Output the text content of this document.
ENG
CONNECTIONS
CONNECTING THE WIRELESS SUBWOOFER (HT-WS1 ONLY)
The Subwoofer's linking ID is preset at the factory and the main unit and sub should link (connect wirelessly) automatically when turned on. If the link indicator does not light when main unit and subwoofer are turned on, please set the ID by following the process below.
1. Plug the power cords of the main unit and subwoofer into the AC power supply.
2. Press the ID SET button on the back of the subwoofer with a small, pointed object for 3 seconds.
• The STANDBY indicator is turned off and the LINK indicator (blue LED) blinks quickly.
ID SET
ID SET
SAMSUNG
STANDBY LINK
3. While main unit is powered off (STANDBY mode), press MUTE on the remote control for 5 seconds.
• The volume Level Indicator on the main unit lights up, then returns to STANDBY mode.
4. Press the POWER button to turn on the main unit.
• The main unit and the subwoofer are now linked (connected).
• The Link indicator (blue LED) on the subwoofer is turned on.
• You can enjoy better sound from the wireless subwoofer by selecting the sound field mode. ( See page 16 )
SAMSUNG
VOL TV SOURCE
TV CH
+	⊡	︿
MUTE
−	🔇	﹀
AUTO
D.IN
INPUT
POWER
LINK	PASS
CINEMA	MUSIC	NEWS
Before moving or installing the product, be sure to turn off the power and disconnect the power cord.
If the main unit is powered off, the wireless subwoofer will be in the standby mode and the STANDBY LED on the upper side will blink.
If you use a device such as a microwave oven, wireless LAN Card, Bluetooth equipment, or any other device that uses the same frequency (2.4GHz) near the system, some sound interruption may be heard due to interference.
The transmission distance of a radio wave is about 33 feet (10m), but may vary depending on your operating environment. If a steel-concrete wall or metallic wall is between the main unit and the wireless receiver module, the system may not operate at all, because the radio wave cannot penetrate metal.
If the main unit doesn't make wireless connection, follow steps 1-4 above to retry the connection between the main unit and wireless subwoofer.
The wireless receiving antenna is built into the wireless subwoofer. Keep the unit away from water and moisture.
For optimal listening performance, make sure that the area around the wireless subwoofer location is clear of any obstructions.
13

━━━━━━━━━━

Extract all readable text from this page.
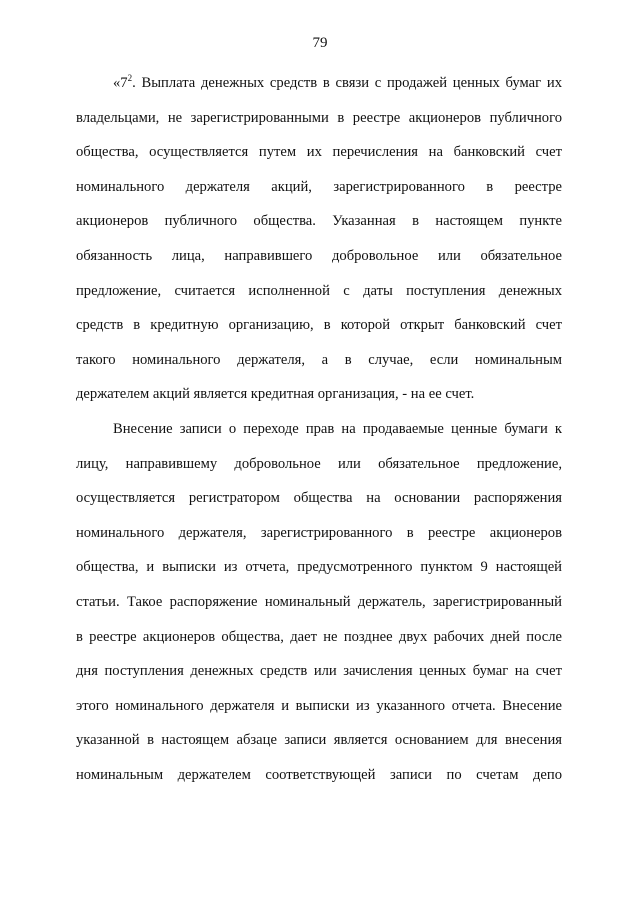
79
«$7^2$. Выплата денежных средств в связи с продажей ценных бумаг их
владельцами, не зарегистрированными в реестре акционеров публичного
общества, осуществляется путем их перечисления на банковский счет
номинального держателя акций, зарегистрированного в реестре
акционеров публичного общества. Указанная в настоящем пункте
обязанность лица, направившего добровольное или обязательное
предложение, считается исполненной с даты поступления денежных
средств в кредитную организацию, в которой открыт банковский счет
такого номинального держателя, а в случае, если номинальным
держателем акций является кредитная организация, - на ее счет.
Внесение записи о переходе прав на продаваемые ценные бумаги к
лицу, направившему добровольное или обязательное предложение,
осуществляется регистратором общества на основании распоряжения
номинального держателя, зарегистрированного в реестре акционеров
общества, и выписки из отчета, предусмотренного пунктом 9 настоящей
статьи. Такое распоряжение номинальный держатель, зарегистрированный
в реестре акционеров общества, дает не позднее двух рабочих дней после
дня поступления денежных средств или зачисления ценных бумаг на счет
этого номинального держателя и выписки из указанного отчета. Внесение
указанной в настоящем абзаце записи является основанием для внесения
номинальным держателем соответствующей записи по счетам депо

━━━━━━━━━━

Task objective:
Say the number of lines in the records above that include the string "выписки", and no more.

Right answer:
2